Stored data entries

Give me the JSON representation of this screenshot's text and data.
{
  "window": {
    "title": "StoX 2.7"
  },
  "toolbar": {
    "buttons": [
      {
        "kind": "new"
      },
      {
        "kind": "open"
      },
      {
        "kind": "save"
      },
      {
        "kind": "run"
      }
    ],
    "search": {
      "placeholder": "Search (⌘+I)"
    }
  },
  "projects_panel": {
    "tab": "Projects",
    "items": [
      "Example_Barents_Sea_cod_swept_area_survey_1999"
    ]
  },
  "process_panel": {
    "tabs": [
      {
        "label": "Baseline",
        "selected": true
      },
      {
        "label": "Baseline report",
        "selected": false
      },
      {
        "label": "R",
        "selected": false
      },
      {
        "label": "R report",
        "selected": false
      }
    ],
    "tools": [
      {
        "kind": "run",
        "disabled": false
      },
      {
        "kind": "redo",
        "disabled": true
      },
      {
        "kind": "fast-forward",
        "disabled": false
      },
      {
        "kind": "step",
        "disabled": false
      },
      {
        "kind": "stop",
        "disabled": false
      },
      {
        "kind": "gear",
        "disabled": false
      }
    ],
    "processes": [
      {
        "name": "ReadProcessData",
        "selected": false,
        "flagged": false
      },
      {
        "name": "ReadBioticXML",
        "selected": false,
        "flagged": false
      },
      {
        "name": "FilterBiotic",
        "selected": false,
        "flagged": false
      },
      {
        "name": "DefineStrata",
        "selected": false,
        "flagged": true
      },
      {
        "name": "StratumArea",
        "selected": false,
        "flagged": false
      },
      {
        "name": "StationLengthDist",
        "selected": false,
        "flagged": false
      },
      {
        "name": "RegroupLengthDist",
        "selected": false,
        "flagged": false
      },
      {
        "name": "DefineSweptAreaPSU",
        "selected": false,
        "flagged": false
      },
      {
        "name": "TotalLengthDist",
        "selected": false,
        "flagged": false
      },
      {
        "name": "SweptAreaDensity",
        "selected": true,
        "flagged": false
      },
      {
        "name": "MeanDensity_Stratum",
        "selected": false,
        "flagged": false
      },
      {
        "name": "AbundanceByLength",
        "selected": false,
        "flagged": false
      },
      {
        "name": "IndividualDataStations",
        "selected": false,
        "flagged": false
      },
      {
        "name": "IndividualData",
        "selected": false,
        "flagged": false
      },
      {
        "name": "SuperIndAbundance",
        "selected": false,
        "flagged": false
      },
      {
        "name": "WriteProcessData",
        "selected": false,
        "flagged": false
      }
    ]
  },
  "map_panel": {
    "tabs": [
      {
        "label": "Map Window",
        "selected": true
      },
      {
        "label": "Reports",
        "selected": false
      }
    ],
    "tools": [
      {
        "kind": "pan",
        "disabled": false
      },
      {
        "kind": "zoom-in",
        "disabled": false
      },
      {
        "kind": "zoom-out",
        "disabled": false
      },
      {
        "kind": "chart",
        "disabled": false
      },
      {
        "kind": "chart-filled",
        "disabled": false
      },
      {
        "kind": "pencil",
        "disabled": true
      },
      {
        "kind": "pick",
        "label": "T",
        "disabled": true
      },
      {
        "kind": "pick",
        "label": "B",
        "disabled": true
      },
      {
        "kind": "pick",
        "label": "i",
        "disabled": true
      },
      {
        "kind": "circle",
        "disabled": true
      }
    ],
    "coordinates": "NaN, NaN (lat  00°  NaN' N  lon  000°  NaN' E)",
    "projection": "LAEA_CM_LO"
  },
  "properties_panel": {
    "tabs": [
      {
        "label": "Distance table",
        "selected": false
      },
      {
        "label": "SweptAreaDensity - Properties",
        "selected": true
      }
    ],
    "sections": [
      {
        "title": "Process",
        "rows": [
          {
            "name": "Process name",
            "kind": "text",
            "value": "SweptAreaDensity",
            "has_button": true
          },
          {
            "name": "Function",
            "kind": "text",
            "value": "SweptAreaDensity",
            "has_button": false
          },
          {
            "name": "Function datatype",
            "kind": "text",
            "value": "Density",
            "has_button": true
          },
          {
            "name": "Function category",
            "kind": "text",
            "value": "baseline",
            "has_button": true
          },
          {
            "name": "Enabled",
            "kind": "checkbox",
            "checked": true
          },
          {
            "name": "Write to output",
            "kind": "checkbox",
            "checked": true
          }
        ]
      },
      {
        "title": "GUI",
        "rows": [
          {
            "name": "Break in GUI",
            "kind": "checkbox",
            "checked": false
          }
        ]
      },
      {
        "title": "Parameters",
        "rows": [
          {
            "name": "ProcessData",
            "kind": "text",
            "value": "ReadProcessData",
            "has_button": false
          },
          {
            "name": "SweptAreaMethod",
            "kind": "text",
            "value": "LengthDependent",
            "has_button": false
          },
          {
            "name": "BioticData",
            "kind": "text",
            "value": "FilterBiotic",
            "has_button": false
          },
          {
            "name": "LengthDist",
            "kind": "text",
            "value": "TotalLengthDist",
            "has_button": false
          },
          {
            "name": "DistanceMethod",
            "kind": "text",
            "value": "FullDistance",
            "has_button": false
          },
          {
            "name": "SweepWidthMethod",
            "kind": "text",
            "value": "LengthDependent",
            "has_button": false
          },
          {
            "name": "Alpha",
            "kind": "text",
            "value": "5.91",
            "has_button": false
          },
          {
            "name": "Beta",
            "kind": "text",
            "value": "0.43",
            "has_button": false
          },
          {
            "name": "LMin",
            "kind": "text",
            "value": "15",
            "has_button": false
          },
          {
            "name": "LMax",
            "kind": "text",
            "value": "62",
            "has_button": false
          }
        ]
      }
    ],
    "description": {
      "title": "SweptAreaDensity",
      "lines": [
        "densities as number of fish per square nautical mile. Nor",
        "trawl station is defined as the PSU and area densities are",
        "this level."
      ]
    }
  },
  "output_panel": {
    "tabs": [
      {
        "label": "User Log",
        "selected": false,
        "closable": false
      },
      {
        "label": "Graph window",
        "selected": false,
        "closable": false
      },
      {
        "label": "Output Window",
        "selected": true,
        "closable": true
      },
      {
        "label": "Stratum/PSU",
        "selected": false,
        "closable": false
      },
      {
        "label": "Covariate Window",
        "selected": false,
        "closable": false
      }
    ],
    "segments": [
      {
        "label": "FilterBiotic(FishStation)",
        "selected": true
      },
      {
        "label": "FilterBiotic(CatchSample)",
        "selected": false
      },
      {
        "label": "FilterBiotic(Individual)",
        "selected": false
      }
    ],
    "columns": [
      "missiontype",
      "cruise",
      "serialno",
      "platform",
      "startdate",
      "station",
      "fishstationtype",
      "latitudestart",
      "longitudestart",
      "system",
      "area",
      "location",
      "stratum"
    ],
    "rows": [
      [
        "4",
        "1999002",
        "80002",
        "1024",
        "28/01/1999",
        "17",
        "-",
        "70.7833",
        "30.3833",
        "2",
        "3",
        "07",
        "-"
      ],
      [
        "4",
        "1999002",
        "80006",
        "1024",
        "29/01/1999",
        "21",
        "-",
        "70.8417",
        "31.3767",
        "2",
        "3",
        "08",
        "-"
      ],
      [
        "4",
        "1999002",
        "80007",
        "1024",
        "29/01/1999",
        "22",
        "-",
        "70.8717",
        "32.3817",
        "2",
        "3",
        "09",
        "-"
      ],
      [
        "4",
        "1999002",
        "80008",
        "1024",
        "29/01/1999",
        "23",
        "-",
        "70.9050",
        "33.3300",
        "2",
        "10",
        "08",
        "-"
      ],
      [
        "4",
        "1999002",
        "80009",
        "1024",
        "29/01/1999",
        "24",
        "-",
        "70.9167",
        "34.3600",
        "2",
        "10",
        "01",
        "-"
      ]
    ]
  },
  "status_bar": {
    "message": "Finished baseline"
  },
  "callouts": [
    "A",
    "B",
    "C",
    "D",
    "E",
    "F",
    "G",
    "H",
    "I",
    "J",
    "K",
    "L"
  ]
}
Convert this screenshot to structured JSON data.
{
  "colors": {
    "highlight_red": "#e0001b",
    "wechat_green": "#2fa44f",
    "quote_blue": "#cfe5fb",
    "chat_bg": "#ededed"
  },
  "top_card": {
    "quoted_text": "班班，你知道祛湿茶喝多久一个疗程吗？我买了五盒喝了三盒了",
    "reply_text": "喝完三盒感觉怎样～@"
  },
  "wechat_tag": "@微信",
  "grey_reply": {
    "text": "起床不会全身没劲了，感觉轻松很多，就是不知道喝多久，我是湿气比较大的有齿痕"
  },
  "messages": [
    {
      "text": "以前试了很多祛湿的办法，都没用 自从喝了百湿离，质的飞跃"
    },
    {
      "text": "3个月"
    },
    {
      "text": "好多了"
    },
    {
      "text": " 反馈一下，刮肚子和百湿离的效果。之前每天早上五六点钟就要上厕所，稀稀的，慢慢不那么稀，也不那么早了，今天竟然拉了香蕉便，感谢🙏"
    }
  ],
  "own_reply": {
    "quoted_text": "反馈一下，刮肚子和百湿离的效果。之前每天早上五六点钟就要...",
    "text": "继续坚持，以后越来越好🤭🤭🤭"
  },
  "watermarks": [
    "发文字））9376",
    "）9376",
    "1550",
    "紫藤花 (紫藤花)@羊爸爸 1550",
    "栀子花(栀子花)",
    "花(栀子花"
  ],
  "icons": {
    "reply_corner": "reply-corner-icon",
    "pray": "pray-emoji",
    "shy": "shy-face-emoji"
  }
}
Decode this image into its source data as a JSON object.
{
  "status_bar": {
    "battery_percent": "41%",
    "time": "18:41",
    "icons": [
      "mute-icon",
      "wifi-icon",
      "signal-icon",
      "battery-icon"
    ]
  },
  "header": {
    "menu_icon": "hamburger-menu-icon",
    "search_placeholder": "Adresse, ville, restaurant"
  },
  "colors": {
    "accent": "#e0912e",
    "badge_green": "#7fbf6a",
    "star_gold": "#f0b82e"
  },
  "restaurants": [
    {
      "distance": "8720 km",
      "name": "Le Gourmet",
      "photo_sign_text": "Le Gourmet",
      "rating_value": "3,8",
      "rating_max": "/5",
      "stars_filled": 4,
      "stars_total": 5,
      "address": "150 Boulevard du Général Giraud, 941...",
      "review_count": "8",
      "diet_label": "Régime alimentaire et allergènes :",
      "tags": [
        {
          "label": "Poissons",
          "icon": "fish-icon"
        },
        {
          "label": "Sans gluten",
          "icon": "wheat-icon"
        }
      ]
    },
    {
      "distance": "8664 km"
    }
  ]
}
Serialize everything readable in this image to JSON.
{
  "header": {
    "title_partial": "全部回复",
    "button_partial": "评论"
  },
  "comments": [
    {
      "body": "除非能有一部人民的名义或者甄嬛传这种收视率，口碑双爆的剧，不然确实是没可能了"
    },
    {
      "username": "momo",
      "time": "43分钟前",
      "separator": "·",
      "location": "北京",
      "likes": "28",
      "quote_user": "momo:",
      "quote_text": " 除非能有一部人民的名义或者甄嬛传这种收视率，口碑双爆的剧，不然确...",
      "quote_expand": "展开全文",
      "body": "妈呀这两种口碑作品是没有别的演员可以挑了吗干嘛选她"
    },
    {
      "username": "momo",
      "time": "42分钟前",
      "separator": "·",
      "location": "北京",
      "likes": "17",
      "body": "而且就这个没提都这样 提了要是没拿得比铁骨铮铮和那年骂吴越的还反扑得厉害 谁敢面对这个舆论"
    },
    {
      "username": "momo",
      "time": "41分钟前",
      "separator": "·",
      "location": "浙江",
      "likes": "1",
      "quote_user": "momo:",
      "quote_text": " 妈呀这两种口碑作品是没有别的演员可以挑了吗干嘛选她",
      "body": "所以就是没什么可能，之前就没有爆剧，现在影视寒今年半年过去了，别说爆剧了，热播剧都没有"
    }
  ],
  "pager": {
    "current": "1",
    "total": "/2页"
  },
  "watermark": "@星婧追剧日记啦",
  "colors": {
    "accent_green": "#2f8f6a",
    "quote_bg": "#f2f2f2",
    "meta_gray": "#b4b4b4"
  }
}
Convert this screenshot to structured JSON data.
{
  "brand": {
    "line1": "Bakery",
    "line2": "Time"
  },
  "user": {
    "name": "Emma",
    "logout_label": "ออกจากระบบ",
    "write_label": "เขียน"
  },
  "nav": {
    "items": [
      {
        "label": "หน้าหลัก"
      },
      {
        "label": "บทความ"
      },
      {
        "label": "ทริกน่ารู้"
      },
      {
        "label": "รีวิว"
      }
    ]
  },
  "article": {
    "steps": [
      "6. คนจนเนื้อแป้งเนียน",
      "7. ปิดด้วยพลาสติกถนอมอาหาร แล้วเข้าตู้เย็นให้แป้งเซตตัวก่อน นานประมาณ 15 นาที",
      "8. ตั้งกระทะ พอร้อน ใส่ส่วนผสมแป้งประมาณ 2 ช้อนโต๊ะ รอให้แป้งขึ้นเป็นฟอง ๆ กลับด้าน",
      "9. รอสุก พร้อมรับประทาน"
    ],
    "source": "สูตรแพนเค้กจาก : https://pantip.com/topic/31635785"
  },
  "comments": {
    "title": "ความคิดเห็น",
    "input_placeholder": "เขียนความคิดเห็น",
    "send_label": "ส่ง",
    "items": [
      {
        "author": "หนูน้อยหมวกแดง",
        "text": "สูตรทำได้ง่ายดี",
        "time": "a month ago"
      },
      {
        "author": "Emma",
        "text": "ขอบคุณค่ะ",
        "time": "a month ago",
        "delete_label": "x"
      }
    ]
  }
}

> **PROBLEM TO WORK ON**: Display every line of the listing that contains the string "body".

> **ANSWER FOR THIS EXERCISE**:
      "body": "除非能有一部人民的名义或者甄嬛传这种收视率，口碑双爆的剧，不然确实是没可能了"
      "body": "妈呀这两种口碑作品是没有别的演员可以挑了吗干嘛选她"
      "body": "而且就这个没提都这样 提了要是没拿得比铁骨铮铮和那年骂吴越的还反扑得厉害 谁敢面对这个舆论"
      "body": "所以就是没什么可能，之前就没有爆剧，现在影视寒今年半年过去了，别说爆剧了，热播剧都没有"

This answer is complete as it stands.